Each entry below must be repeated word for word.

[Stored data entries]
============================================================
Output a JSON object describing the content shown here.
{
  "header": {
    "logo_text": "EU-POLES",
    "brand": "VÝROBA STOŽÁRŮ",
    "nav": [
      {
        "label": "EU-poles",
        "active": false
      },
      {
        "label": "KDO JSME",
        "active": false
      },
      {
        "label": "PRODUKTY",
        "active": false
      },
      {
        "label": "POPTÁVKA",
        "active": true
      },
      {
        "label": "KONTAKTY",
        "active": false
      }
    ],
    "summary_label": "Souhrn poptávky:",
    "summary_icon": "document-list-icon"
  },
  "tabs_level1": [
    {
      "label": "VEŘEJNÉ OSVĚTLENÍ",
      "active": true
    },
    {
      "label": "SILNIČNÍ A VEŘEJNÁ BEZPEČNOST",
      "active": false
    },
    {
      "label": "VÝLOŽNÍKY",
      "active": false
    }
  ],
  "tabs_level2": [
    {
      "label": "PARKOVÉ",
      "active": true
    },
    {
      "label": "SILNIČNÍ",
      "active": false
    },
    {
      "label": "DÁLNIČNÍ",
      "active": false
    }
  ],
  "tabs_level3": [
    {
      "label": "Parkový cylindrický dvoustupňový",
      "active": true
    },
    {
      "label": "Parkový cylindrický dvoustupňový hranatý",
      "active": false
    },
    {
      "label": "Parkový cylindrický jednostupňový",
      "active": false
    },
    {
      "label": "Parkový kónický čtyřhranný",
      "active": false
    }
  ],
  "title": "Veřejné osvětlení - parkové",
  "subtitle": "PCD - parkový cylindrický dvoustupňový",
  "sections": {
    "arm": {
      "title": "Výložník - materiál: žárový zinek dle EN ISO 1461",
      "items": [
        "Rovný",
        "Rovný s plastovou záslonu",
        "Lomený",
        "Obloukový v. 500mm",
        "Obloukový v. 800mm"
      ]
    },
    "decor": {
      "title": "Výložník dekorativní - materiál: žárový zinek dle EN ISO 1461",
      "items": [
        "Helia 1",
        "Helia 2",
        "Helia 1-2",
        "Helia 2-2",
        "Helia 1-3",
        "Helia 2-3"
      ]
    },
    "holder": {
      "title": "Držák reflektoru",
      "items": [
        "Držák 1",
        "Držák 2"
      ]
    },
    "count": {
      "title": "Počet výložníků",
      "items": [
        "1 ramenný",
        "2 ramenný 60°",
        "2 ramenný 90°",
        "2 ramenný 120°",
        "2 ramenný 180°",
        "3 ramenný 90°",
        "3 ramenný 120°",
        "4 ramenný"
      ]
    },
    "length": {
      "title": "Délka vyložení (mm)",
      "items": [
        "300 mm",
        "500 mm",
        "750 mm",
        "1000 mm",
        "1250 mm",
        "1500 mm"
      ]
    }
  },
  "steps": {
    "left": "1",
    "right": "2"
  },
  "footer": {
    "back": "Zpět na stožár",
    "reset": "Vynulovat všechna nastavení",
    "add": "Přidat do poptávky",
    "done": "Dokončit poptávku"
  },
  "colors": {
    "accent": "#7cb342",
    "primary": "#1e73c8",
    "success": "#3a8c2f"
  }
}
============================================================
* [WORKED ANSWER]
Output a JSON object describing the content shown here.
{
  "header": {
    "logo_text": "EU-POLES",
    "brand": "VÝROBA STOŽÁRŮ",
    "nav": [
      {
        "label": "EU-poles",
        "active": false
      },
      {
        "label": "KDO JSME",
        "active": false
      },
      {
        "label": "PRODUKTY",
        "active": false
      },
      {
        "label": "POPTÁVKA",
        "active": true
      },
      {
        "label": "KONTAKTY",
        "active": false
      }
    ],
    "summary_label": "Souhrn poptávky:",
    "summary_icon": "document-list-icon"
  },
  "tabs_level1": [
    {
      "label": "VEŘEJNÉ OSVĚTLENÍ",
      "active": true
    },
    {
      "label": "SILNIČNÍ A VEŘEJNÁ BEZPEČNOST",
      "active": false
    },
    {
      "label": "VÝLOŽNÍKY",
      "active": false
    }
  ],
  "tabs_level2": [
    {
      "label": "PARKOVÉ",
      "active": true
    },
    {
      "label": "SILNIČNÍ",
      "active": false
    },
    {
      "label": "DÁLNIČNÍ",
      "active": false
    }
  ],
  "tabs_level3": [
    {
      "label": "Parkový cylindrický dvoustupňový",
      "active": true
    },
    {
      "label": "Parkový cylindrický dvoustupňový hranatý",
      "active": false
    },
    {
      "label": "Parkový cylindrický jednostupňový",
      "active": false
    },
    {
      "label": "Parkový kónický čtyřhranný",
      "active": false
    }
  ],
  "title": "Veřejné osvětlení - parkové",
  "subtitle": "PCD - parkový cylindrický dvoustupňový",
  "sections": {
    "arm": {
      "title": "Výložník - materiál: žárový zinek dle EN ISO 1461",
      "items": [
        "Rovný",
        "Rovný s plastovou záslonu",
        "Lomený",
        "Obloukový v. 500mm",
        "Obloukový v. 800mm"
      ]
    },
    "decor": {
      "title": "Výložník dekorativní - materiál: žárový zinek dle EN ISO 1461",
      "items": [
        "Helia 1",
        "Helia 2",
        "Helia 1-2",
        "Helia 2-2",
        "Helia 1-3",
        "Helia 2-3"
      ]
    },
    "holder": {
      "title": "Držák reflektoru",
      "items": [
        "Držák 1",
        "Držák 2"
      ]
    },
    "count": {
      "title": "Počet výložníků",
      "items": [
        "1 ramenný",
        "2 ramenný 60°",
        "2 ramenný 90°",
        "2 ramenný 120°",
        "2 ramenný 180°",
        "3 ramenný 90°",
        "3 ramenný 120°",
        "4 ramenný"
      ]
    },
    "length": {
      "title": "Délka vyložení (mm)",
      "items": [
        "300 mm",
        "500 mm",
        "750 mm",
        "1000 mm",
        "1250 mm",
        "1500 mm"
      ]
    }
  },
  "steps": {
    "left": "1",
    "right": "2"
  },
  "footer": {
    "back": "Zpět na stožár",
    "reset": "Vynulovat všechna nastavení",
    "add": "Přidat do poptávky",
    "done": "Dokončit poptávku"
  },
  "colors": {
    "accent": "#7cb342",
    "primary": "#1e73c8",
    "success": "#3a8c2f"
  }
}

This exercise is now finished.